* Trecho do texto *

◆ ◆ ◆ ◆

Trabalhos como o dad professora Maria Kleire e Larissa permitem
aprendizagens que vão além dos conteúdos curriculares. “Fortalecemos a
autoestima das meninas ao apresentar outras possibilidades identitárias, mas,
mais do que isso, ajudamos os meninos a pensar sobre as mulheres a partir de
outra perspectiva”, finaliza Gina.
Por onde começar?
Para te ajudar a dar os primeiros passos, as especialistas compartilham
sugestões.

Gina indica dois livros que podem ajudar os educadores a trazer mais mulheres
para a sala de aula:
Histórias de ninar para garotas rebeldes, por Elena Favilli e Francesca Cavallo
(VR Editora) — a obra também foi adaptada para o formato podcast.

◆ ◆ ◆ ◆

* Entradas fornecidas *
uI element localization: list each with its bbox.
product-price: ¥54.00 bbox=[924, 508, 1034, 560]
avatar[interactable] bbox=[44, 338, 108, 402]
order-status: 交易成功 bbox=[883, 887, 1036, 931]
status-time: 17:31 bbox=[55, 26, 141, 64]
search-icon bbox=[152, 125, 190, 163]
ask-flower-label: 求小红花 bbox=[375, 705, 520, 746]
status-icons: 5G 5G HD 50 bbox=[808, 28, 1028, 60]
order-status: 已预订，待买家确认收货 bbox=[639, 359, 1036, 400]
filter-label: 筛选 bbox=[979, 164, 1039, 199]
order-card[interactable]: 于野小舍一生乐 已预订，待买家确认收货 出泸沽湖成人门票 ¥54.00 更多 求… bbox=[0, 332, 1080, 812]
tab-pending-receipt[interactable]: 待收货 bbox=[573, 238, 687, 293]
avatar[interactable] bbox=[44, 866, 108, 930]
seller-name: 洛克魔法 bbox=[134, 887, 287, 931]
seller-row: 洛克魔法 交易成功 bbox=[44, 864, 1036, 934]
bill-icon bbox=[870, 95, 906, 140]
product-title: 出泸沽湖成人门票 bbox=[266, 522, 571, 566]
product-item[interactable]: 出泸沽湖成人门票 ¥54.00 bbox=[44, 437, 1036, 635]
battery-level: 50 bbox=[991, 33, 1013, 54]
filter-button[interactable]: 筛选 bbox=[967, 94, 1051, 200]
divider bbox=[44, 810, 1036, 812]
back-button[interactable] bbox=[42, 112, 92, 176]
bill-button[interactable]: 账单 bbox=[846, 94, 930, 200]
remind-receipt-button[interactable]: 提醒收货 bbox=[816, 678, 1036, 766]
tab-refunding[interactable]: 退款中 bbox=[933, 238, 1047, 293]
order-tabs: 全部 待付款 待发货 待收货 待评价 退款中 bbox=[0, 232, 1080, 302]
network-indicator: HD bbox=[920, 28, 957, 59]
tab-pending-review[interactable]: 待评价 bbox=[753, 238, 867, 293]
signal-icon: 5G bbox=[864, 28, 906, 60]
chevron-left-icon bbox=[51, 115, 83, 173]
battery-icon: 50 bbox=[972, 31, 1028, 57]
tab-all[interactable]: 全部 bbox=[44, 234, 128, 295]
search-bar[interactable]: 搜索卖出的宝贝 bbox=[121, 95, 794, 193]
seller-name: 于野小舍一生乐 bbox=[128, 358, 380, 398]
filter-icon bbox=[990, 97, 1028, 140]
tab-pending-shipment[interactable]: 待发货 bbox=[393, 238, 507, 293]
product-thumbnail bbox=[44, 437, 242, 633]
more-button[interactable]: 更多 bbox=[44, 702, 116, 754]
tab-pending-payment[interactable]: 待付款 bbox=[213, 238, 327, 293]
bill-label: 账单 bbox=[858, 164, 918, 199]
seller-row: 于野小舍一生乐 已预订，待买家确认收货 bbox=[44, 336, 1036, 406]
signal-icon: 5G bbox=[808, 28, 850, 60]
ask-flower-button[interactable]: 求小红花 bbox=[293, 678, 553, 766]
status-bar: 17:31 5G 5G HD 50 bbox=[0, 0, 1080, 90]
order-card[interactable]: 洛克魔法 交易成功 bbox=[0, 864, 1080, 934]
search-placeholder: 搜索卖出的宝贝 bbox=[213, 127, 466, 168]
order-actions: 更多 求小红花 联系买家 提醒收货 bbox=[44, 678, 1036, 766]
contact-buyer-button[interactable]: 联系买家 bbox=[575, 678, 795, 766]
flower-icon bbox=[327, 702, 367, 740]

◆ ◆ ◆ ◆

* Pedido de tarefa *
No trecho sobre mulheres na sala de aula, repita palavra por palavra tudo o que vai de “Trabalhos como o” até “o formato podcast.”.

* Solução *
Trabalhos como o dad professora Maria Kleire e Larissa permitem
aprendizagens que vão além dos conteúdos curriculares. “Fortalecemos a
autoestima das meninas ao apresentar outras possibilidades identitárias, mas,
mais do que isso, ajudamos os meninos a pensar sobre as mulheres a partir de
outra perspectiva”, finaliza Gina.
Por onde começar?
Para te ajudar a dar os primeiros passos, as especialistas compartilham
sugestões.

Gina indica dois livros que podem ajudar os educadores a trazer mais mulheres
para a sala de aula:
Histórias de ninar para garotas rebeldes, por Elena Favilli e Francesca Cavallo
(VR Editora) — a obra também foi adaptada para o formato podcast.